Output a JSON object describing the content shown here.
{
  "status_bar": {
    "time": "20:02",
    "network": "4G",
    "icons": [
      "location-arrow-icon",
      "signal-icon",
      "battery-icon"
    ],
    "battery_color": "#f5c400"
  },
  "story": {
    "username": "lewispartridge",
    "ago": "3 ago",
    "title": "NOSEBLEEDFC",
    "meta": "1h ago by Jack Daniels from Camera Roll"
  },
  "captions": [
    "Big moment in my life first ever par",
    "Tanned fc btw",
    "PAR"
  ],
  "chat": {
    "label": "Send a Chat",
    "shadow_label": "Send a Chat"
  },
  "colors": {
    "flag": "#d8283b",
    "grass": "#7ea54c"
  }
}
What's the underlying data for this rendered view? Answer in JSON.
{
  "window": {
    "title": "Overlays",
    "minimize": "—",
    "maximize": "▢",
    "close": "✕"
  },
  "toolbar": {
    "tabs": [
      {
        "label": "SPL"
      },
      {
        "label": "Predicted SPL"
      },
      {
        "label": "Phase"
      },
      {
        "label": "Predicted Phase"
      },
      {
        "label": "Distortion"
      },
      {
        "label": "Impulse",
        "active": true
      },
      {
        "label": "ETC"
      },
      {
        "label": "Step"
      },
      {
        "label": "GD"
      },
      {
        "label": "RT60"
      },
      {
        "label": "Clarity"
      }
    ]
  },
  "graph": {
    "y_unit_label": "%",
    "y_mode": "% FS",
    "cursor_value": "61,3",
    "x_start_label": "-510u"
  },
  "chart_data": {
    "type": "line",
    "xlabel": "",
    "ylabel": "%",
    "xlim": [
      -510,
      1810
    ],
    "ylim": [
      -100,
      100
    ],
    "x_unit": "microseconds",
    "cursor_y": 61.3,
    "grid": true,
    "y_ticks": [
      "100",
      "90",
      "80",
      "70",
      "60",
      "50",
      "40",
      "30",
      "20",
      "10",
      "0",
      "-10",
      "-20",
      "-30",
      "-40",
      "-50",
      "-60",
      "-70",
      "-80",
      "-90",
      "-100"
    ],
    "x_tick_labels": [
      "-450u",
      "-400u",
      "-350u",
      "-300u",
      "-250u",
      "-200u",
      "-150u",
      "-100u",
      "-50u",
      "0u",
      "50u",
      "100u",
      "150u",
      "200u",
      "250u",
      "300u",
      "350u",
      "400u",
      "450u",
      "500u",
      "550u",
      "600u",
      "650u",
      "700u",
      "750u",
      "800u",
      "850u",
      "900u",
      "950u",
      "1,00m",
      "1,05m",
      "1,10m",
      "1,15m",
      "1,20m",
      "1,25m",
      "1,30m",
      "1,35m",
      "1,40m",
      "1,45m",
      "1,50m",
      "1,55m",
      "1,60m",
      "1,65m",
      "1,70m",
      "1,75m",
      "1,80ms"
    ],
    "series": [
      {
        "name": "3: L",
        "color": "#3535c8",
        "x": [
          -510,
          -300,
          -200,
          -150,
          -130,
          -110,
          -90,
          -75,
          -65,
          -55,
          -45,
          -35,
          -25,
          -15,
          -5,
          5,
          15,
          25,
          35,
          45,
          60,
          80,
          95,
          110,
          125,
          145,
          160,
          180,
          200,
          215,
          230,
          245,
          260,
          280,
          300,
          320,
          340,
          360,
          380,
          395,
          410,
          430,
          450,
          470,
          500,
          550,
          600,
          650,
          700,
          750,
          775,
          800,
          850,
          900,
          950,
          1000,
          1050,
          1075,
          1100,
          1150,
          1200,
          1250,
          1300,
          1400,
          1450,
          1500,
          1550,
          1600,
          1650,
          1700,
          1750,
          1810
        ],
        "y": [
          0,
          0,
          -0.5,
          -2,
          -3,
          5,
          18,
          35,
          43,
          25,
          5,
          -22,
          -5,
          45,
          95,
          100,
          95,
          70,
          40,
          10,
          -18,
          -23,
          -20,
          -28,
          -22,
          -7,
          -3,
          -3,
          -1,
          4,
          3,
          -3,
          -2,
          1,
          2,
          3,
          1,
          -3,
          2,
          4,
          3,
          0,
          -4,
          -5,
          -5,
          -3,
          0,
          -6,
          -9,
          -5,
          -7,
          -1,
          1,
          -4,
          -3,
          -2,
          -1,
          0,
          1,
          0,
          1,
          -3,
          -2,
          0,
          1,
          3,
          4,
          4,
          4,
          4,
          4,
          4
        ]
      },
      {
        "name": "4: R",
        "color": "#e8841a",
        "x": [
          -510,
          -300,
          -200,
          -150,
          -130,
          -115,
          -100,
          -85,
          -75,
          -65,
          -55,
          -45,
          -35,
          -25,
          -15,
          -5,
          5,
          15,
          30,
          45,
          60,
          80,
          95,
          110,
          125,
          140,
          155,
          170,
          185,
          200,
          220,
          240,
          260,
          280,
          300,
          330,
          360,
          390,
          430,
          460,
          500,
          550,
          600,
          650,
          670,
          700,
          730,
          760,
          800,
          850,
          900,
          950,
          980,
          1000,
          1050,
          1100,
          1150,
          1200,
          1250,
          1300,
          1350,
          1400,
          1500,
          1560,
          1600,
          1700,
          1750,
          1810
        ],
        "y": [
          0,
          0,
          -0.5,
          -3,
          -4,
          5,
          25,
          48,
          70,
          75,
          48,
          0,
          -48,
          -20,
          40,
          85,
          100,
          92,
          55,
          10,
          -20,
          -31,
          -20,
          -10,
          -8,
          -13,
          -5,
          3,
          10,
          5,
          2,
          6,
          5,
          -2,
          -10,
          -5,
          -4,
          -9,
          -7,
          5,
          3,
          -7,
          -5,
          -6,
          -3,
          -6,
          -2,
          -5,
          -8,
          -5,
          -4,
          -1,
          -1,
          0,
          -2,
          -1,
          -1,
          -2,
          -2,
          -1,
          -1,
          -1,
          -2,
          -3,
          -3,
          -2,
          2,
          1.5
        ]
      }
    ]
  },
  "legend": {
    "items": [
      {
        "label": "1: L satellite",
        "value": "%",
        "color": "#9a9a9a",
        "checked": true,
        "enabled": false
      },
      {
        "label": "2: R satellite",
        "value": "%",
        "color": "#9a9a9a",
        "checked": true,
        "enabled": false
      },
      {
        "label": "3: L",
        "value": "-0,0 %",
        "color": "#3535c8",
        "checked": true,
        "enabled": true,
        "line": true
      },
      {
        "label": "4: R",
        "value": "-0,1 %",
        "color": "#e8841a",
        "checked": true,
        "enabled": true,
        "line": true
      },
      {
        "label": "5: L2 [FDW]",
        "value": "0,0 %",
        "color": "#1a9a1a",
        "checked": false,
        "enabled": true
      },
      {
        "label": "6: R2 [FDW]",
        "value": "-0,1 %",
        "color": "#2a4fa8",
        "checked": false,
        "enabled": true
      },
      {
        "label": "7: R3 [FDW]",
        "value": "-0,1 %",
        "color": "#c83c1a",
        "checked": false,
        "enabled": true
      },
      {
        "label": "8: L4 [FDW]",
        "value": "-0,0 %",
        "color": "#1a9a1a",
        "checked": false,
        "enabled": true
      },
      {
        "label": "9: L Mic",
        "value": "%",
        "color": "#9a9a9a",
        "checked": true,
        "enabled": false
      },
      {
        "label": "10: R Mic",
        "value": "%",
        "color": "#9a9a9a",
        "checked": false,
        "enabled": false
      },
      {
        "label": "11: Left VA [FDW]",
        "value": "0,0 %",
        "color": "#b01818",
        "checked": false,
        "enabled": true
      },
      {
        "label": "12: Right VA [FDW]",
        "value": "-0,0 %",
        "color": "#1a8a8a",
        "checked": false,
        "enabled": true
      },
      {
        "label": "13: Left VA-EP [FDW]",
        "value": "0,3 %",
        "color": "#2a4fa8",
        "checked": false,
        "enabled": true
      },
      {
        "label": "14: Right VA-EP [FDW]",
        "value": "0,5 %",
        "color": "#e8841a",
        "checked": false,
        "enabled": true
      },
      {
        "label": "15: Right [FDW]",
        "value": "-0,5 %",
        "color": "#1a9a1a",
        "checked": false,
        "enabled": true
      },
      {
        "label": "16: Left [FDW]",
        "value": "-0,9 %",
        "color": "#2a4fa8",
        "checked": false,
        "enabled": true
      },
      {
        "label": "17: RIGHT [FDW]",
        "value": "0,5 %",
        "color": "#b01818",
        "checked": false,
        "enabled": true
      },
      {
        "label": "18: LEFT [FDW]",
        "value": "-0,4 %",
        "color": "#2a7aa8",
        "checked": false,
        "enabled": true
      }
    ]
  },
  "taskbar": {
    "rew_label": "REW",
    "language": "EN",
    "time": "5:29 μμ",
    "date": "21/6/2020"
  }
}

^^^^^^^^

» **TASK DETAILS**
Copy out every line of the listing that includes the string "Predicted".

» **REPLY TO THE TASK**
        "label": "Predicted SPL"
        "label": "Predicted Phase"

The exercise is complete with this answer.